----- Text for analysis -----

In spreads we have increased prices to keep pace with significant commodity cost inflation and this impacted volumes in the second quarter. We delivered positive growth in the first half and we continued to innovate with the successful Latta aerated product now launched in the Netherlands. Liquid margarines continued to do well in Europe. Dressings delivered another quarter of growth, reflecting a strong performance by Hellmann's in Latin America driven by the 'Inspire' campaign to encourage new uses of mayonnaise.

 

Core operating margin was up 50bps, reflecting lower gross margin more than compensated by lower overheads.

 

Home Care

Laundry grew ahead of our markets, reflecting the success of our innovations and the actions taken to improve the product performance. Omo has been re-formulated to deliver faster stain removal and is already available in nine countries. Comfort Anti-Bacterial has been launched in Indonesia and Vietnam.

 

Household care growth reflected the strong performance of Sunlight hand dishwash. Sunlight was relaunched with an improved degreasing formulation in Vietnam, Indonesia and Malaysia. Domestos was launched in the Gulf, including Saudi Arabia. Cif was launched in Mexico and was extended to affordable pouches in Indonesia.

 

Core operating margin was up 50bps, primarily due to lower overheads.

 

Refreshment

Ice cream performed well in the quarter despite the adverse weather conditions in northern Europe and the high prior year comparator. This reflects good progress in expanding our global footprint. Magnum delivered high single-digit growth, building on the successful launch in the United States with the introduction of Magnum Minis, and with the recent launch of Magnum in the Philippines and Thailand. Cornetto also grew strongly on the back of the Angels & Devils innovation and a successful digital campaign in China. Ben & Jerry's opened its first premium ice cream shop in Japan.

 

Beverages saw a strong performance in Africa and the Middle East, improved performance in Russia driven by the Lipton re-launch and a good initial response to the launch of Lipton Tea & Honey powdered ready-to-drink tea sachets in the United States.

 

The 70bps improvement in core operating margin was driven by lower overheads.

 

OPERATIONAL REVIEW: GEOGRAPHIES

 

 
Second Quarter 2012
First Half 2012
(unaudited)
Turnover
USG
UVG
UPG
Turnover
USG
UVG
UPG
Change in core operating margin
 
€bn
%
%
%
€bn
%
%
%
bps
Unilever Total
13.3
5.8
2.2
3.5
25.4
7.0
2.8
4.1
0
Asia/AMET/RUB
5.2
10.7
5.8
4.7
10.0
11.0
5.4
5.3
80
The Americas
4.4
7.5
2.7
4.7
8.5
7.7
2.0
5.6
(30)
Europe
3.7
(2.2)
(2.7)
0.5
6.9
1.1
0.3
0.7
(80)

 

 

Asia/AMET/RUB

The second quarter saw another strong performance with a fourth consecutive quarter of double digit growth. This growth, ahead of our markets, reflected a good balance between price and volume and was driven by strong performances in India, Turkey, Indonesia and Vietnam. Growth rates in Russia continued to improve with a strong contribution from the recently acquired Concern Kalina business. Thailand is recovering well after the floods late in 2011 and the business is back to healthy growth rates. The regional SAP platform was successfully implemented in Central Africa during the quarter.

----- Data extract -----

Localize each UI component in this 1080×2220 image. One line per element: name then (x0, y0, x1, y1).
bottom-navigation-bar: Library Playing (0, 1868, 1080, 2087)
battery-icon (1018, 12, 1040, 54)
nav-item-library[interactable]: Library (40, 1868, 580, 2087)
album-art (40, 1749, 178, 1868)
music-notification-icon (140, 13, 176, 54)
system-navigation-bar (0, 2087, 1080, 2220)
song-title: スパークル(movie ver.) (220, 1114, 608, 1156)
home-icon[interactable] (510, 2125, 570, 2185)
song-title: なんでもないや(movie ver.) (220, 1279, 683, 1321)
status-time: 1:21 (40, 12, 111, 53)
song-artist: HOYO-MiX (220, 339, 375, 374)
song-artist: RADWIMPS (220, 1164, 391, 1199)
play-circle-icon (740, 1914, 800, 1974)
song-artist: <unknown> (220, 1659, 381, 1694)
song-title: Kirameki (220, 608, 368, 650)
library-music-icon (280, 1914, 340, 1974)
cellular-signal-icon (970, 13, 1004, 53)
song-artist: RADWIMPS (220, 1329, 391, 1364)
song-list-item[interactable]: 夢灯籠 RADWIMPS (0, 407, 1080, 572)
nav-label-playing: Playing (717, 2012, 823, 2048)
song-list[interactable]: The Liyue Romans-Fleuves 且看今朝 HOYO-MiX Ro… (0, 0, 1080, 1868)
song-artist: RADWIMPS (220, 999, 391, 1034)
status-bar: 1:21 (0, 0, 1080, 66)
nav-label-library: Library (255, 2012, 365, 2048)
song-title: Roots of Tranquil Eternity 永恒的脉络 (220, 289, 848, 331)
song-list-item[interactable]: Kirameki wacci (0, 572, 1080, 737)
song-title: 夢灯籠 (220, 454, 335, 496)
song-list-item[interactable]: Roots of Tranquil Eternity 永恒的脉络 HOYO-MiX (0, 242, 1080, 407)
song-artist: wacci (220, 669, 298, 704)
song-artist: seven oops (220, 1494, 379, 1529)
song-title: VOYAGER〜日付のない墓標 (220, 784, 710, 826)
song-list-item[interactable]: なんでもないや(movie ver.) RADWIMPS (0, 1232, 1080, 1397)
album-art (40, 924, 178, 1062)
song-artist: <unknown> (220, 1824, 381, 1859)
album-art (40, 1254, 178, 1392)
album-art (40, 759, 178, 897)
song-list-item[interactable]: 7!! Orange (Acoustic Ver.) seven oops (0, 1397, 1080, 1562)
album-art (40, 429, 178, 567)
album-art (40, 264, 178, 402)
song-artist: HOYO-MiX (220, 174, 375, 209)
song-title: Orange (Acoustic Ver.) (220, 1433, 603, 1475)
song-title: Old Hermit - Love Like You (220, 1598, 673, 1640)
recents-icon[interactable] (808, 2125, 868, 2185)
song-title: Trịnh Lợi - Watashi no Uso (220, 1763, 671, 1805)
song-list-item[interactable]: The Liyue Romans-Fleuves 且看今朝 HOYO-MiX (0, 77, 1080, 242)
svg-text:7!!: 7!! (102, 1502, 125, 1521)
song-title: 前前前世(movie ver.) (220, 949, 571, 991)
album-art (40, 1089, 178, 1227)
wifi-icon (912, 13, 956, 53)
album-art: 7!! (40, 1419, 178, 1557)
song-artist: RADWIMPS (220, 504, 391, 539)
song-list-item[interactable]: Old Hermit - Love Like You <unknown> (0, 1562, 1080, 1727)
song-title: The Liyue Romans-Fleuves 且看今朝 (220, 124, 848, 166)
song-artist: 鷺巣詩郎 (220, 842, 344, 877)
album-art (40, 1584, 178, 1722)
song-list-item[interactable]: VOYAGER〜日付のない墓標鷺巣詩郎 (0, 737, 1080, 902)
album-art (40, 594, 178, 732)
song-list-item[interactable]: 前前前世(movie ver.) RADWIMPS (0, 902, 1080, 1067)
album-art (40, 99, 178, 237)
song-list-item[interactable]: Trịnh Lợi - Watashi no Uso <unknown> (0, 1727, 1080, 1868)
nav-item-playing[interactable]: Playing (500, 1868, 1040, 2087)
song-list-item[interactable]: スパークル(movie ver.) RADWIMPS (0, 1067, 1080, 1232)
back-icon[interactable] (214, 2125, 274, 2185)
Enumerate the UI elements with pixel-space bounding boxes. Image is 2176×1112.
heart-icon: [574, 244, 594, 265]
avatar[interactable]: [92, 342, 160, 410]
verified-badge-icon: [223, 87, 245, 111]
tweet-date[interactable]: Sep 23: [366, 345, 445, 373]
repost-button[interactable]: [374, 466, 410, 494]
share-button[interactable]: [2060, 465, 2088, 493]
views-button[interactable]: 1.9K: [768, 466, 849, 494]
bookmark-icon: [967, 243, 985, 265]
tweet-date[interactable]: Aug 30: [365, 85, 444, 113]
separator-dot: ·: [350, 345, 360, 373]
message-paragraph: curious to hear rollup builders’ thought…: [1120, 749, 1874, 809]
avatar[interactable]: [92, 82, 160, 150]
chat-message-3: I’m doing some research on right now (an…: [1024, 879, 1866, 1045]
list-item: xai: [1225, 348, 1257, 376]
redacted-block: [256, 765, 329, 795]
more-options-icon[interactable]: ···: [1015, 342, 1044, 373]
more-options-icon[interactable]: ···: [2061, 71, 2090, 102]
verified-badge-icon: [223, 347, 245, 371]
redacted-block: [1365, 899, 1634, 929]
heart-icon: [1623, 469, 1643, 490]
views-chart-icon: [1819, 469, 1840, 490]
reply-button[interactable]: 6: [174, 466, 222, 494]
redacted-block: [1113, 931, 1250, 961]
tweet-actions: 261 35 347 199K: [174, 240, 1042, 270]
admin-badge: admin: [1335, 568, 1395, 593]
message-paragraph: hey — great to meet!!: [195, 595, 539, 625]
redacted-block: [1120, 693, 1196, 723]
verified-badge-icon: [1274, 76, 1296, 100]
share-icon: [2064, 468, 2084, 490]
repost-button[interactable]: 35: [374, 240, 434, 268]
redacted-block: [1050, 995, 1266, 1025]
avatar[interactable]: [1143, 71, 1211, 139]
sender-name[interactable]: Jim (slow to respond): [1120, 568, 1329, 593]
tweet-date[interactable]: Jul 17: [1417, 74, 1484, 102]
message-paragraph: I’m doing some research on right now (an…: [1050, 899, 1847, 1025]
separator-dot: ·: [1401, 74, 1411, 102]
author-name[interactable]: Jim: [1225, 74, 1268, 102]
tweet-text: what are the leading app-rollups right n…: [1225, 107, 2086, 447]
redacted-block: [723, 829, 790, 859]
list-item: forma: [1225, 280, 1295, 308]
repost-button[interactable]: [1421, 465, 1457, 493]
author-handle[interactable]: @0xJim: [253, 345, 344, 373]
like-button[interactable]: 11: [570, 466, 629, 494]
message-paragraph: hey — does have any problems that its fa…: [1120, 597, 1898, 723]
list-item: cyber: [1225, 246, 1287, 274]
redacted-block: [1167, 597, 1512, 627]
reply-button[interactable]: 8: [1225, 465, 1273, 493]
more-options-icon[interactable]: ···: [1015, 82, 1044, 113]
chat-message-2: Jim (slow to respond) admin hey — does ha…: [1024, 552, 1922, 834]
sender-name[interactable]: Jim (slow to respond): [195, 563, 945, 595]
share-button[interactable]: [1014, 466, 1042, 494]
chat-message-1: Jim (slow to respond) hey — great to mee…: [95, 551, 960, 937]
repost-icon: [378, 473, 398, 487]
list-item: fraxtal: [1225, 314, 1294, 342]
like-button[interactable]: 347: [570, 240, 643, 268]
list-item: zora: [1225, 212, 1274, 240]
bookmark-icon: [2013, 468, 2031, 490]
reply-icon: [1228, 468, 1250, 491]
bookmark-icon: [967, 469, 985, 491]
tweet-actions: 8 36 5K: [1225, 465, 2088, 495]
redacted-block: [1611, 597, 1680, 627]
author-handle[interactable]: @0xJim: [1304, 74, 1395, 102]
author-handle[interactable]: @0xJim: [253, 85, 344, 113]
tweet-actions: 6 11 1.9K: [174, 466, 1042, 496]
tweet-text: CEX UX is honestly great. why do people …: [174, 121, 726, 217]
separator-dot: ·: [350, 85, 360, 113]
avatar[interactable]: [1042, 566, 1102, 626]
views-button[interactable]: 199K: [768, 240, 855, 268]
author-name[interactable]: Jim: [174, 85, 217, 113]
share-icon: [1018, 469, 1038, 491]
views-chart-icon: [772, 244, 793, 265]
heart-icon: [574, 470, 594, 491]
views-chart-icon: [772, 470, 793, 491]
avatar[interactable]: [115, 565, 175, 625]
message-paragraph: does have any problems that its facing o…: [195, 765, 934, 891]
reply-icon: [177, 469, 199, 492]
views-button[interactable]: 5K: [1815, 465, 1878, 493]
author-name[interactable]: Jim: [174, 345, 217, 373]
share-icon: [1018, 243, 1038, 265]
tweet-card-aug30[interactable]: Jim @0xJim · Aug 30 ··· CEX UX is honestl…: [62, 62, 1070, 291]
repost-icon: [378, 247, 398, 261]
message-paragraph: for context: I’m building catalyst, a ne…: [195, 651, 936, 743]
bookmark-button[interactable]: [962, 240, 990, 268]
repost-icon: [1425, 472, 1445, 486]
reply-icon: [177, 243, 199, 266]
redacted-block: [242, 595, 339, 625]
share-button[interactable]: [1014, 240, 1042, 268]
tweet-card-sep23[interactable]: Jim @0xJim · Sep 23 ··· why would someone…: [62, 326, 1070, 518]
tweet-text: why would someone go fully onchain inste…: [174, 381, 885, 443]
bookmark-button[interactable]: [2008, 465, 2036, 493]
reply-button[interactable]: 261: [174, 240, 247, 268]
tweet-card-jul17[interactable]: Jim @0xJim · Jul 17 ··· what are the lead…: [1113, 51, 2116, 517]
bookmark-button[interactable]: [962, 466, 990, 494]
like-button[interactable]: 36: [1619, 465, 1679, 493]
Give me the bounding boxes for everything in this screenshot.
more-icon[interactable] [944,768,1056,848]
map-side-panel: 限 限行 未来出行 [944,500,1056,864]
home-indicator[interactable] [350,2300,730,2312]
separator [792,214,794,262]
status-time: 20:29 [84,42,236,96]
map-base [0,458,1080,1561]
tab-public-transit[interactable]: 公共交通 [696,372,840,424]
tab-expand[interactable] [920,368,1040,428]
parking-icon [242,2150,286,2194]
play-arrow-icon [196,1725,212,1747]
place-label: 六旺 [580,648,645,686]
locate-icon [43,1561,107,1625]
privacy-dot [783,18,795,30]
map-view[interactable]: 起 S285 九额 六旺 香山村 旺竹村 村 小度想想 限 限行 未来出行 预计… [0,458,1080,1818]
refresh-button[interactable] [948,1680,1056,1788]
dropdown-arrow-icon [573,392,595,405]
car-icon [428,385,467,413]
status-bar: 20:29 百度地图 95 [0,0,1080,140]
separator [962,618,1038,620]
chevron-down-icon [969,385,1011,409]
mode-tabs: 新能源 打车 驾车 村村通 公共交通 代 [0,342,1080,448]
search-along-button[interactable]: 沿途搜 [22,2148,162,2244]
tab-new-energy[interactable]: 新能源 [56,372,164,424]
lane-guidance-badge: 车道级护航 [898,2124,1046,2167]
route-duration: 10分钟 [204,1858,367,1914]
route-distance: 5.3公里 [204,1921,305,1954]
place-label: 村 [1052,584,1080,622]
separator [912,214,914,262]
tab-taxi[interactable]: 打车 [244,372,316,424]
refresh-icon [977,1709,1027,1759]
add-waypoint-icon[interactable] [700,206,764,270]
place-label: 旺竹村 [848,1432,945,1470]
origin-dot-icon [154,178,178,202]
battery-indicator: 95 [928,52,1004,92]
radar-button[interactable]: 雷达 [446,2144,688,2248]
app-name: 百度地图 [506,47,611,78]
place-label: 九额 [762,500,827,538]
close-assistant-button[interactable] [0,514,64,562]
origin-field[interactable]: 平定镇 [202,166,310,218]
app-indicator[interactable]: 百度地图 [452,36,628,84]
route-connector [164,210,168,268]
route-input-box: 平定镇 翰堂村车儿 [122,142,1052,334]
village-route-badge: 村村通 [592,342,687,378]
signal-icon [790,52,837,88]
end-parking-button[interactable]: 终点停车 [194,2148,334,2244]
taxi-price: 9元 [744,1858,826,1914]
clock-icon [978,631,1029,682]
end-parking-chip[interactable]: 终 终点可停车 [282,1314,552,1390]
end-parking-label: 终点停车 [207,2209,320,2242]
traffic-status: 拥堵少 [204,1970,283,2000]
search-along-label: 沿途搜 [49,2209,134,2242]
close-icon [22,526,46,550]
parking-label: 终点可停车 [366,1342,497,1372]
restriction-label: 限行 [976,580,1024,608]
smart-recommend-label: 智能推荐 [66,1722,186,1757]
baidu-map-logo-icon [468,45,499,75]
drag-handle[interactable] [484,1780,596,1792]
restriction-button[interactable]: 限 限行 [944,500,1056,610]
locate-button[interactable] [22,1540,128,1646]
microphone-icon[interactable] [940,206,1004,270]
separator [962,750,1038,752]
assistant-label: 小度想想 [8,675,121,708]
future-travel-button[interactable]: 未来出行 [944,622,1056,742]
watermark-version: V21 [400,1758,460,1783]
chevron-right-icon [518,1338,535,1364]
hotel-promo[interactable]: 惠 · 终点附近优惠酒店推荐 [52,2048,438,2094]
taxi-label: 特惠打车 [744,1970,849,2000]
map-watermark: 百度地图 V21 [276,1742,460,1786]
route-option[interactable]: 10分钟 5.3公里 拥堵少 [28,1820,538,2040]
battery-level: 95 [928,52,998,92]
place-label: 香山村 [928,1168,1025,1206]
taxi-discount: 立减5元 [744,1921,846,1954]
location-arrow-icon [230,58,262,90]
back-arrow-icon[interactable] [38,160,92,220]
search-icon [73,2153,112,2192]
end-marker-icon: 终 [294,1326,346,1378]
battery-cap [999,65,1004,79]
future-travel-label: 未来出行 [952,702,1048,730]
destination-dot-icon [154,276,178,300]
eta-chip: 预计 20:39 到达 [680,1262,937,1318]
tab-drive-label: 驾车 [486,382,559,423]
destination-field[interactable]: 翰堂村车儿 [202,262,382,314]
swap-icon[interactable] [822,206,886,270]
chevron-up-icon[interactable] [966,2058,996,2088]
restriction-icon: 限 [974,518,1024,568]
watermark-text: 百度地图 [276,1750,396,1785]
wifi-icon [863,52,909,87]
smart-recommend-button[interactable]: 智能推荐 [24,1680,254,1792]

-----

Required actions:
(a) In the operational review, what hurt spreads volumes in the second quarter, and why was that step taken?
(b) Reproduce the operational review word for word from "In spreads we" to "compensated by lower overheads.".

Solutions to each task:
(a) Higher prices hurt spreads volumes in the second quarter. Prices were raised to keep pace with significant commodity cost inflation.

(b)
In spreads we have increased prices to keep pace with significant commodity cost inflation and this impacted volumes in the second quarter. We delivered positive growth in the first half and we continued to innovate with the successful Latta aerated product now launched in the Netherlands. Liquid margarines continued to do well in Europe. Dressings delivered another quarter of growth, reflecting a strong performance by Hellmann's in Latin America driven by the 'Inspire' campaign to encourage new uses of mayonnaise.

 

Core operating margin was up 50bps, reflecting lower gross margin more than compensated by lower overheads.